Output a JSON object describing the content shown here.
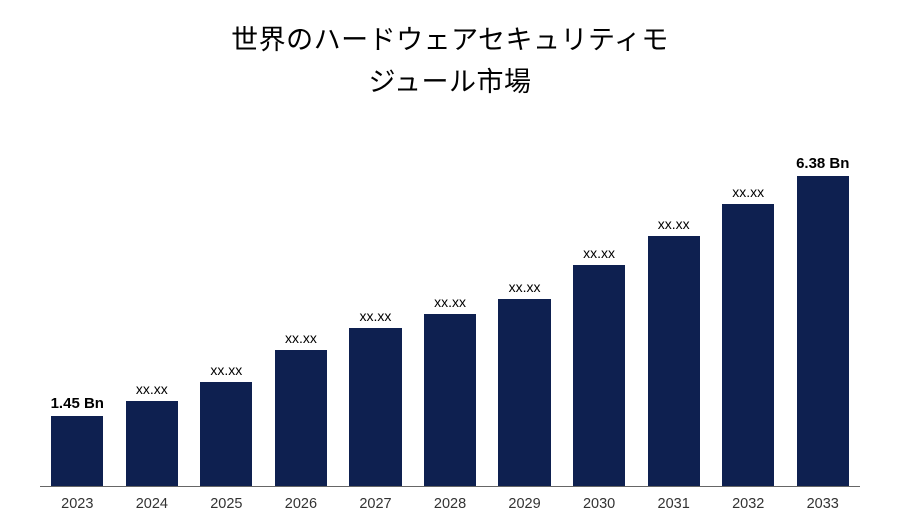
{
  "chart": {
    "type": "bar",
    "title_line1": "世界のハードウェアセキュリティモ",
    "title_line2": "ジュール市場",
    "title_fontsize": 27,
    "title_color": "#000000",
    "background_color": "#ffffff",
    "bar_color": "#0e2050",
    "axis_line_color": "#666666",
    "categories": [
      "2023",
      "2024",
      "2025",
      "2026",
      "2027",
      "2028",
      "2029",
      "2030",
      "2031",
      "2032",
      "2033"
    ],
    "values": [
      1.45,
      1.75,
      2.15,
      2.8,
      3.25,
      3.55,
      3.85,
      4.55,
      5.15,
      5.8,
      6.38
    ],
    "data_labels": [
      "1.45 Bn",
      "xx.xx",
      "xx.xx",
      "xx.xx",
      "xx.xx",
      "xx.xx",
      "xx.xx",
      "xx.xx",
      "xx.xx",
      "xx.xx",
      "6.38 Bn"
    ],
    "label_bold": [
      true,
      false,
      false,
      false,
      false,
      false,
      false,
      false,
      false,
      false,
      true
    ],
    "ylim": [
      0,
      6.38
    ],
    "bar_width": 0.7,
    "label_fontsize": 14,
    "label_fontsize_bold": 15,
    "category_fontsize": 14.5,
    "category_color": "#333333"
  }
}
::::
Write every entry out again exactly, dropping the pictures.

Answer to the exercise:
Output a JSON object describing the content shown here.
{
  "chart": {
    "type": "bar",
    "title_line1": "世界のハードウェアセキュリティモ",
    "title_line2": "ジュール市場",
    "title_fontsize": 27,
    "title_color": "#000000",
    "background_color": "#ffffff",
    "bar_color": "#0e2050",
    "axis_line_color": "#666666",
    "categories": [
      "2023",
      "2024",
      "2025",
      "2026",
      "2027",
      "2028",
      "2029",
      "2030",
      "2031",
      "2032",
      "2033"
    ],
    "values": [
      1.45,
      1.75,
      2.15,
      2.8,
      3.25,
      3.55,
      3.85,
      4.55,
      5.15,
      5.8,
      6.38
    ],
    "data_labels": [
      "1.45 Bn",
      "xx.xx",
      "xx.xx",
      "xx.xx",
      "xx.xx",
      "xx.xx",
      "xx.xx",
      "xx.xx",
      "xx.xx",
      "xx.xx",
      "6.38 Bn"
    ],
    "label_bold": [
      true,
      false,
      false,
      false,
      false,
      false,
      false,
      false,
      false,
      false,
      true
    ],
    "ylim": [
      0,
      6.38
    ],
    "bar_width": 0.7,
    "label_fontsize": 14,
    "label_fontsize_bold": 15,
    "category_fontsize": 14.5,
    "category_color": "#333333"
  }
}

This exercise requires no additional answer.